_Work to be completed_
Look through the records that follow. Copy every line containing the word "муниципальных".

_Supplied records_
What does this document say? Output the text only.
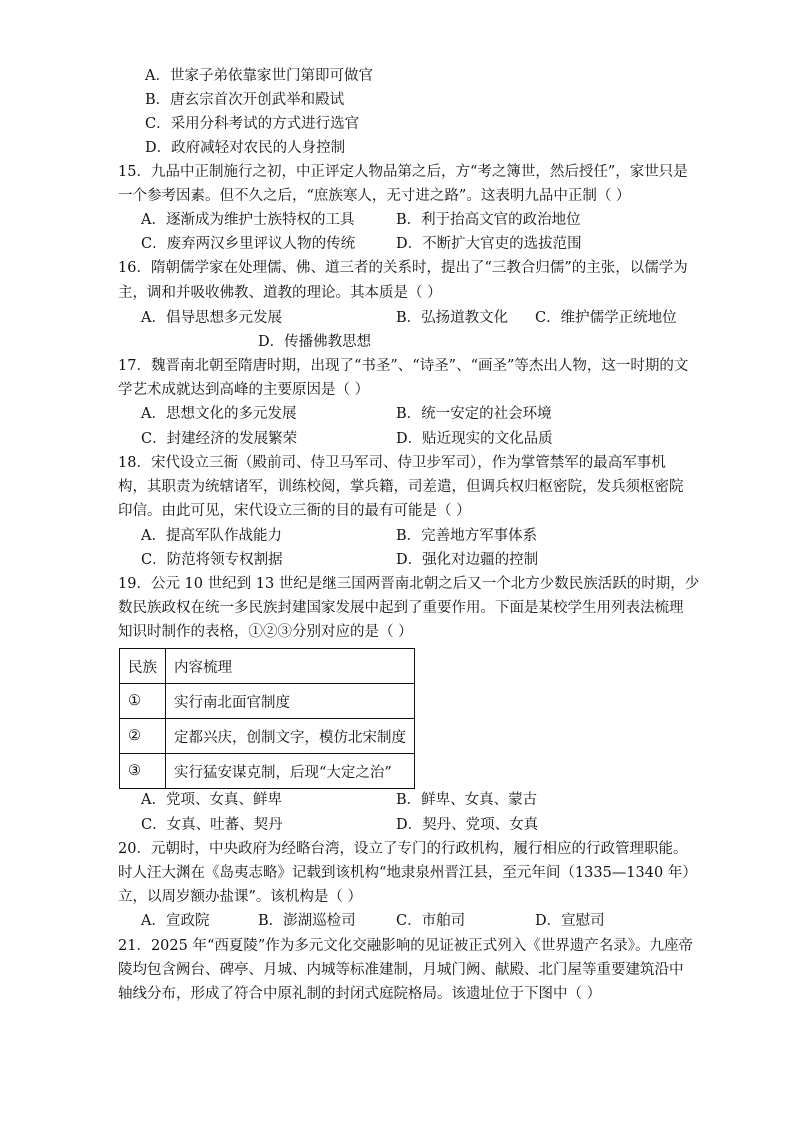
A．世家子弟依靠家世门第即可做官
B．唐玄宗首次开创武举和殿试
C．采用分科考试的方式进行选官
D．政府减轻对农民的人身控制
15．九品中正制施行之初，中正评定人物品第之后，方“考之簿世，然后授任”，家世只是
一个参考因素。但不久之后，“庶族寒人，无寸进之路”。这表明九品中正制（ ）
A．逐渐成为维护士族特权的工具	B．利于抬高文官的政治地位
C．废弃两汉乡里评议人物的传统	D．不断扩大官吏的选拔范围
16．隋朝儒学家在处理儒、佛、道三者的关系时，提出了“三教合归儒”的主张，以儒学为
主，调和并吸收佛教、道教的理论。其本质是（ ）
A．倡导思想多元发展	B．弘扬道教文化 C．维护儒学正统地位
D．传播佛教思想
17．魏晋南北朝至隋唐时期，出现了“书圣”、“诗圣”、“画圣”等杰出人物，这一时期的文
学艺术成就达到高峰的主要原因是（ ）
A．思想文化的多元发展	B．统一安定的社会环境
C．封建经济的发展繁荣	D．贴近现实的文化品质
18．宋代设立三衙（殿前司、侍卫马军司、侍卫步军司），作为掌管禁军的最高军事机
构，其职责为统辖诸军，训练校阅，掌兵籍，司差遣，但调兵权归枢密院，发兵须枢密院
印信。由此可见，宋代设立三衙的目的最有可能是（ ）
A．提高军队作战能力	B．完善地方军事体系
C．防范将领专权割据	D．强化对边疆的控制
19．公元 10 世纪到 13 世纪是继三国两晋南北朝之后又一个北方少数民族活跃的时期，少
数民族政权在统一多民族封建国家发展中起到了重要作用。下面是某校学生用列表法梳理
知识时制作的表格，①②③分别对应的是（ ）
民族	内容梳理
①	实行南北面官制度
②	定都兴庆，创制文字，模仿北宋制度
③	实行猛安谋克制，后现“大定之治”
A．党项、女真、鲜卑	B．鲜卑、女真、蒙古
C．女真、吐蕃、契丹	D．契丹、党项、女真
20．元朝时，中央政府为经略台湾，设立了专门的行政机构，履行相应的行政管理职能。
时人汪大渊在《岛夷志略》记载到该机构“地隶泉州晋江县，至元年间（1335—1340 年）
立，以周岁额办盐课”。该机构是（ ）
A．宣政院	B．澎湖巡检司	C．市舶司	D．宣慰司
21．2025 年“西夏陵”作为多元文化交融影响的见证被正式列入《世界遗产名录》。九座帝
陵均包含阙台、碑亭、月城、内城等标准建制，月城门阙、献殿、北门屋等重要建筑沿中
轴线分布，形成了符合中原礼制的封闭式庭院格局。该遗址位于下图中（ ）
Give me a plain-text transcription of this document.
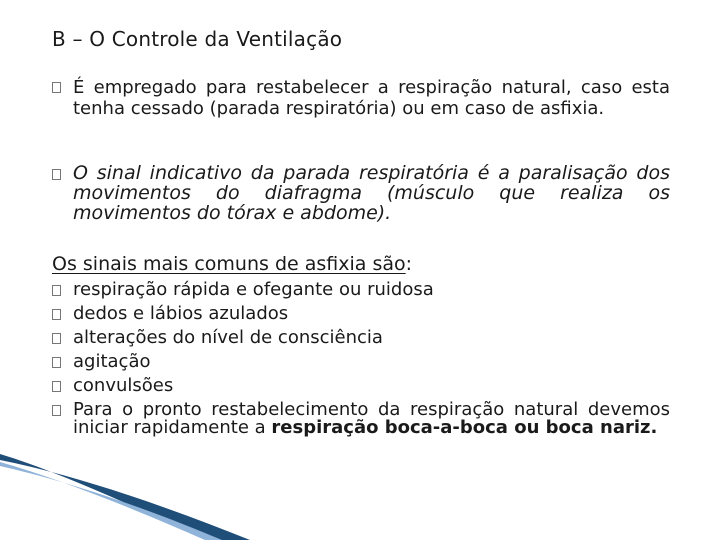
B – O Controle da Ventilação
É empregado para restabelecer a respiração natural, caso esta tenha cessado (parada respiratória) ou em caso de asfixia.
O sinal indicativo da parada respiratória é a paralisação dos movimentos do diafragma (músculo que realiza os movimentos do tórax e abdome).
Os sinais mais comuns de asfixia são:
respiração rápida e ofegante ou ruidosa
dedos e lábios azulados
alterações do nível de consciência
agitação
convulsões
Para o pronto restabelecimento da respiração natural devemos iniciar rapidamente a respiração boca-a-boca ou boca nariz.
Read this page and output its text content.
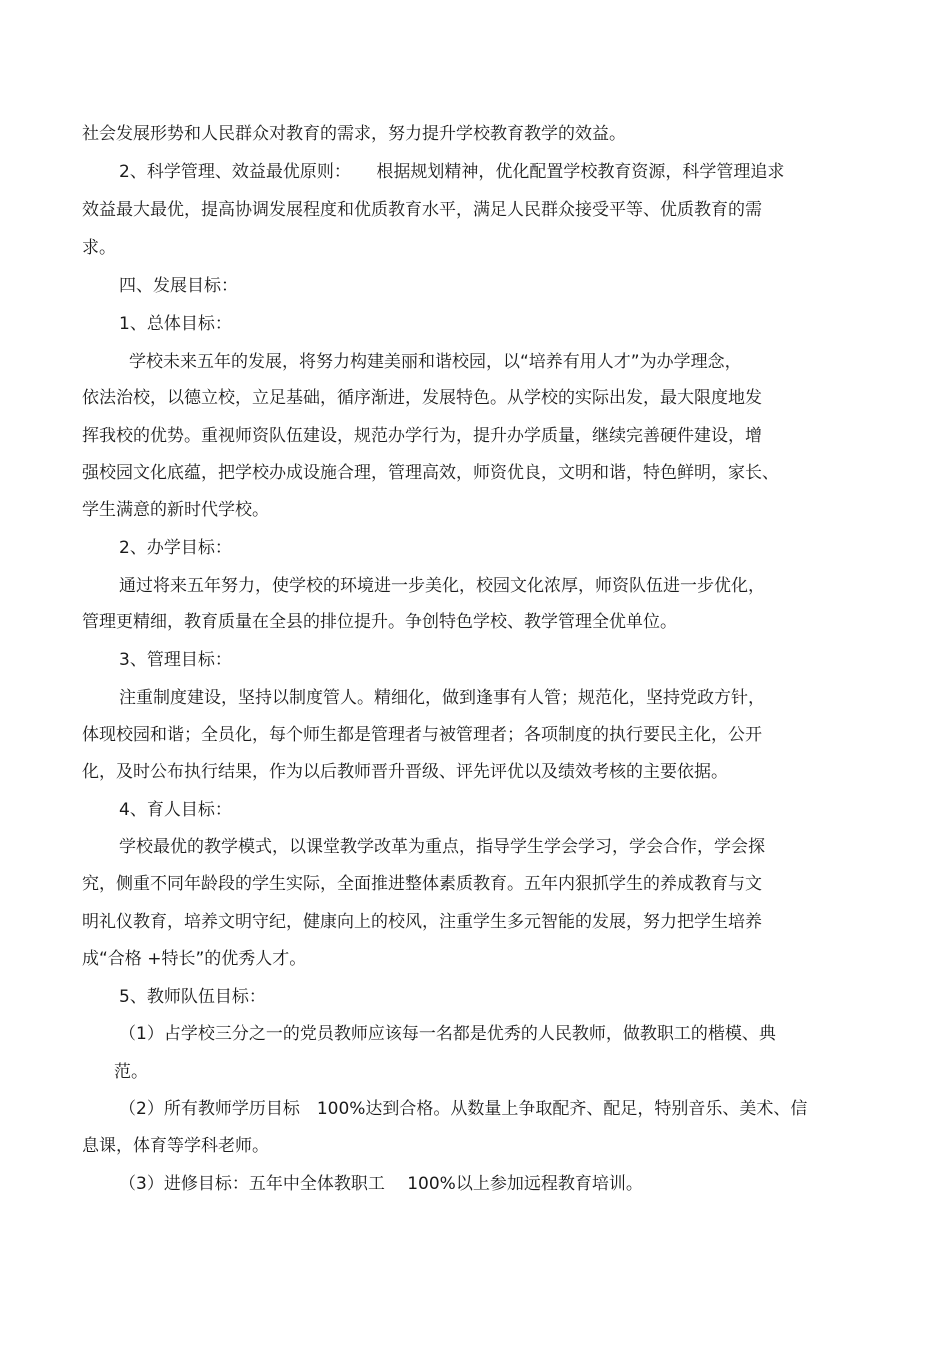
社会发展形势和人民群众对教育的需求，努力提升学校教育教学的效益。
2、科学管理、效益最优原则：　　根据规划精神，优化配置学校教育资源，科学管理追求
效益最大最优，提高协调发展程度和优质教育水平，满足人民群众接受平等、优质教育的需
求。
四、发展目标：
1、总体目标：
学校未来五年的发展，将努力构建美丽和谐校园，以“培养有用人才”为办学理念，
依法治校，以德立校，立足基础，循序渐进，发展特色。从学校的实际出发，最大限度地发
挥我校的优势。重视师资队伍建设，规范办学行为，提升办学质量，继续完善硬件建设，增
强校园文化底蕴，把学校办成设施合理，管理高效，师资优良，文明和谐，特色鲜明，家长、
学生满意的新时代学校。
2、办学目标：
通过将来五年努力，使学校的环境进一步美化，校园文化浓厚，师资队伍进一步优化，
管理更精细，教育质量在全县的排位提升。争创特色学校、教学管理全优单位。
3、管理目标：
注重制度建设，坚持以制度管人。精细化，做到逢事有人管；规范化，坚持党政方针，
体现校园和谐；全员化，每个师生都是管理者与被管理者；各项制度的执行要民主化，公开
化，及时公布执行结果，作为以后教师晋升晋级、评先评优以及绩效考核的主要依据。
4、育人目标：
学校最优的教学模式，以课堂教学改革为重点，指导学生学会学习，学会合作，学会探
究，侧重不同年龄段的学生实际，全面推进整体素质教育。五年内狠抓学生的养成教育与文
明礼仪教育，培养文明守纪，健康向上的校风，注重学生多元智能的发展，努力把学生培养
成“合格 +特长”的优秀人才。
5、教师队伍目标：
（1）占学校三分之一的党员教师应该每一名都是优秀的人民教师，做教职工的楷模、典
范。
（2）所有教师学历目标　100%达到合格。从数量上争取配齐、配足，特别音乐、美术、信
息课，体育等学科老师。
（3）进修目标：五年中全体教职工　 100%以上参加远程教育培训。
...
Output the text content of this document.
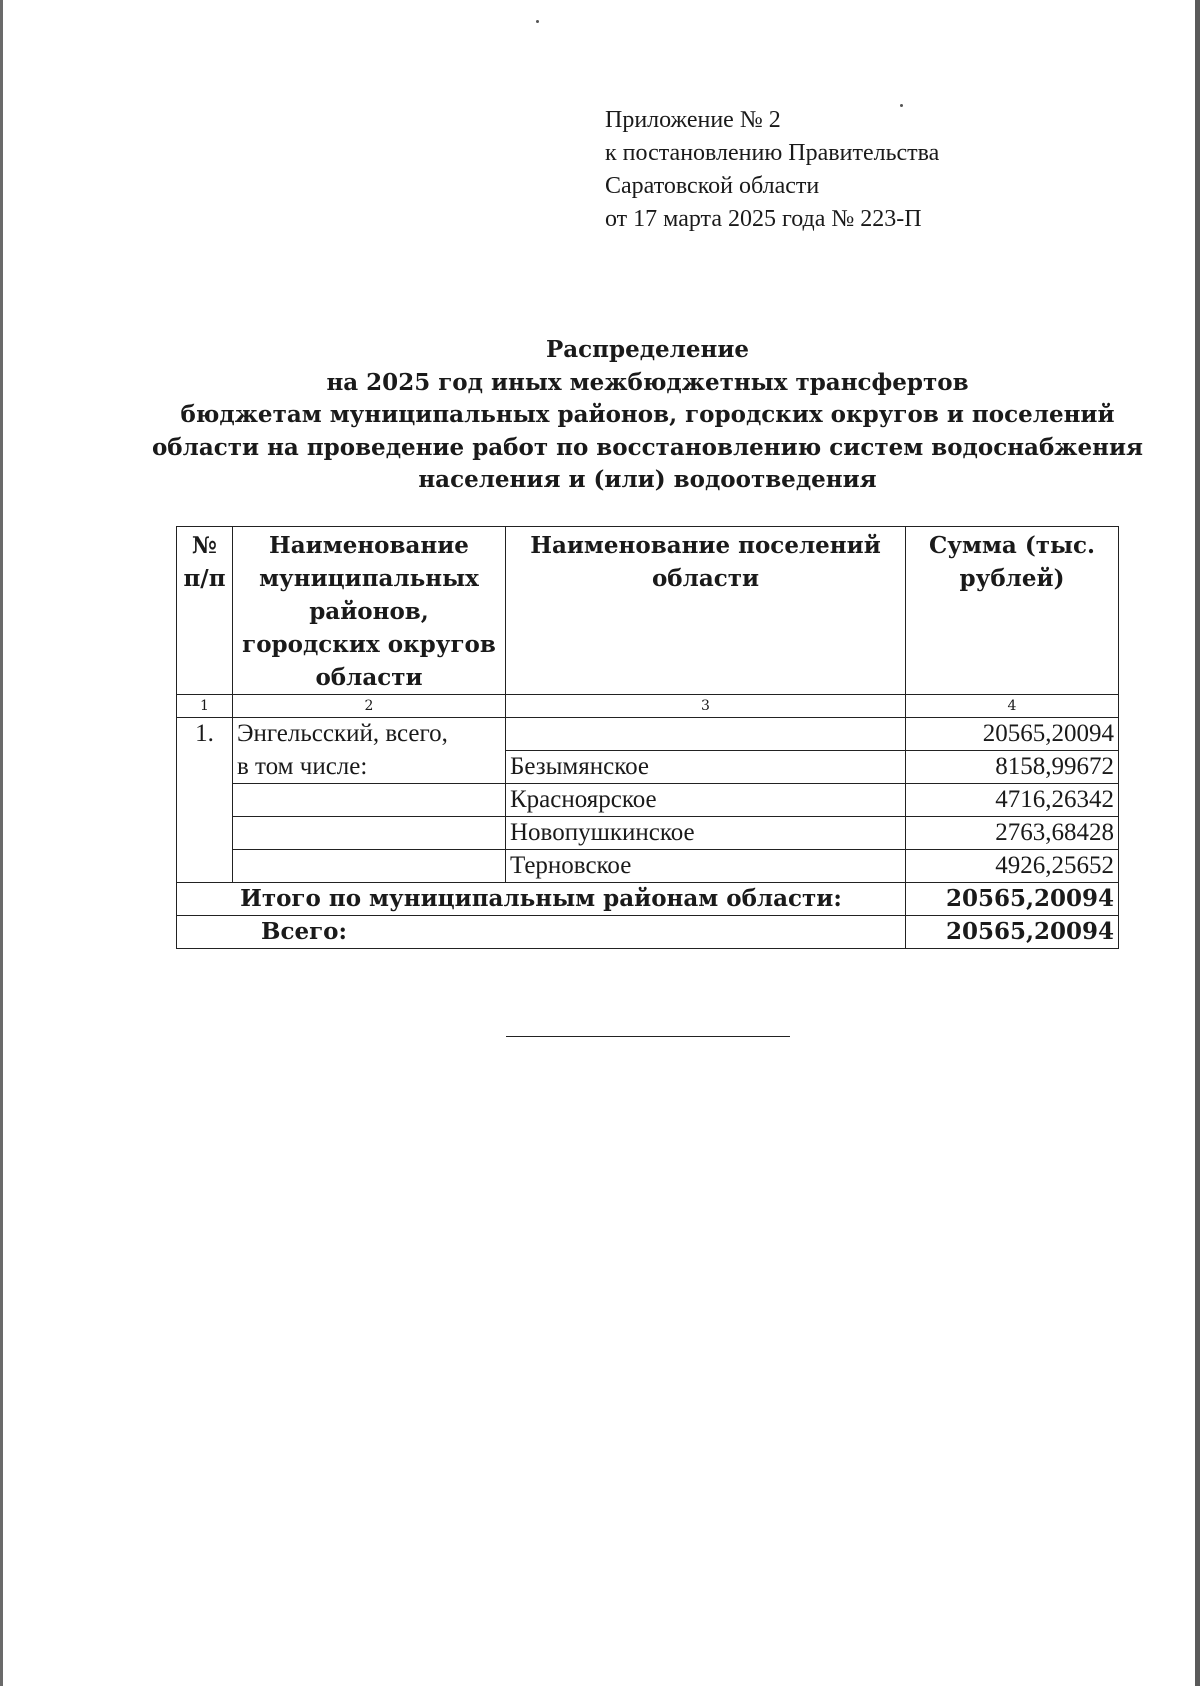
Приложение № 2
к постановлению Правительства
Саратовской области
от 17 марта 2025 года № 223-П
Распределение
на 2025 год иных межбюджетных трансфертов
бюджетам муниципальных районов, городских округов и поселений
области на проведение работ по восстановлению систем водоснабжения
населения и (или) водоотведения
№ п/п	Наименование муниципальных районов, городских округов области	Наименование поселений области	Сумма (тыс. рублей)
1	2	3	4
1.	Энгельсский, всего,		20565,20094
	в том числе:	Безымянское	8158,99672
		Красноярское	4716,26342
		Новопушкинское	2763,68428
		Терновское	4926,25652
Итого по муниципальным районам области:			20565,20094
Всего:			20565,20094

_Solution to this task_
бюджетам муниципальных районов, городских округов и поселений
№ п/п	Наименование муниципальных районов, городских округов области	Наименование поселений области	Сумма (тыс. рублей)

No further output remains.